→ EXERCISE INSTRUCTIONS: Verbatim output of all the material below is required.

→ DATA SHOWN:
++++++++
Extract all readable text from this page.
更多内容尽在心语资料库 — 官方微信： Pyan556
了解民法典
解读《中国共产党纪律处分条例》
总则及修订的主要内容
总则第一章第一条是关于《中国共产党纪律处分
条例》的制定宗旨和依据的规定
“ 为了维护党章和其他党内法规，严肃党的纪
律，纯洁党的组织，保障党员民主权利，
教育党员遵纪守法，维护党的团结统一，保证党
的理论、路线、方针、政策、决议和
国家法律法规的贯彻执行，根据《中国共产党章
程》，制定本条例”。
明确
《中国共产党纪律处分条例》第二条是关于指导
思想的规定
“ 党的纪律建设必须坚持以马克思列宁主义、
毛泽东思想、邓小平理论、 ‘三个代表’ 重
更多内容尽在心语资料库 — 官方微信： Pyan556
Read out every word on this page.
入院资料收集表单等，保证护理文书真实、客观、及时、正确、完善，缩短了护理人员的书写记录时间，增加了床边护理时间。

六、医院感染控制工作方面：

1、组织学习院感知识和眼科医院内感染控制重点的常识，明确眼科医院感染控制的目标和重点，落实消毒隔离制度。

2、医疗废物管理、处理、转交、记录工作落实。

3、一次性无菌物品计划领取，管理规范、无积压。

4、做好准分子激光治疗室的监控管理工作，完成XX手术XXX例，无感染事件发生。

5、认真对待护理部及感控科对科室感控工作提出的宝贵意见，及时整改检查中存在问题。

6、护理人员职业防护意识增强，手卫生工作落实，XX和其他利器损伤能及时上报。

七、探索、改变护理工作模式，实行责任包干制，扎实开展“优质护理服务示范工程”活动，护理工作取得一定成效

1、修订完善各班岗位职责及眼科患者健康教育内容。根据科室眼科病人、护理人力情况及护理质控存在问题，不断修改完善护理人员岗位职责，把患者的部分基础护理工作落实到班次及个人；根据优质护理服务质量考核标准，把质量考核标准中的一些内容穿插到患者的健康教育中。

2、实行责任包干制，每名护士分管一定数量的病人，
++++++++
→ TASK OUTPUT:
Extract all readable text from this page.
更多内容尽在心语资料库 — 官方微信： Pyan556
了解民法典
解读《中国共产党纪律处分条例》
总则及修订的主要内容
总则第一章第一条是关于《中国共产党纪律处分
条例》的制定宗旨和依据的规定
“ 为了维护党章和其他党内法规，严肃党的纪
律，纯洁党的组织，保障党员民主权利，
教育党员遵纪守法，维护党的团结统一，保证党
的理论、路线、方针、政策、决议和
国家法律法规的贯彻执行，根据《中国共产党章
程》，制定本条例”。
明确
《中国共产党纪律处分条例》第二条是关于指导
思想的规定
“ 党的纪律建设必须坚持以马克思列宁主义、
毛泽东思想、邓小平理论、 ‘三个代表’ 重
更多内容尽在心语资料库 — 官方微信： Pyan556
Read out every word on this page.
入院资料收集表单等，保证护理文书真实、客观、及时、正确、完善，缩短了护理人员的书写记录时间，增加了床边护理时间。

六、医院感染控制工作方面：

1、组织学习院感知识和眼科医院内感染控制重点的常识，明确眼科医院感染控制的目标和重点，落实消毒隔离制度。

2、医疗废物管理、处理、转交、记录工作落实。

3、一次性无菌物品计划领取，管理规范、无积压。

4、做好准分子激光治疗室的监控管理工作，完成XX手术XXX例，无感染事件发生。

5、认真对待护理部及感控科对科室感控工作提出的宝贵意见，及时整改检查中存在问题。

6、护理人员职业防护意识增强，手卫生工作落实，XX和其他利器损伤能及时上报。

七、探索、改变护理工作模式，实行责任包干制，扎实开展“优质护理服务示范工程”活动，护理工作取得一定成效

1、修订完善各班岗位职责及眼科患者健康教育内容。根据科室眼科病人、护理人力情况及护理质控存在问题，不断修改完善护理人员岗位职责，把患者的部分基础护理工作落实到班次及个人；根据优质护理服务质量考核标准，把质量考核标准中的一些内容穿插到患者的健康教育中。

2、实行责任包干制，每名护士分管一定数量的病人，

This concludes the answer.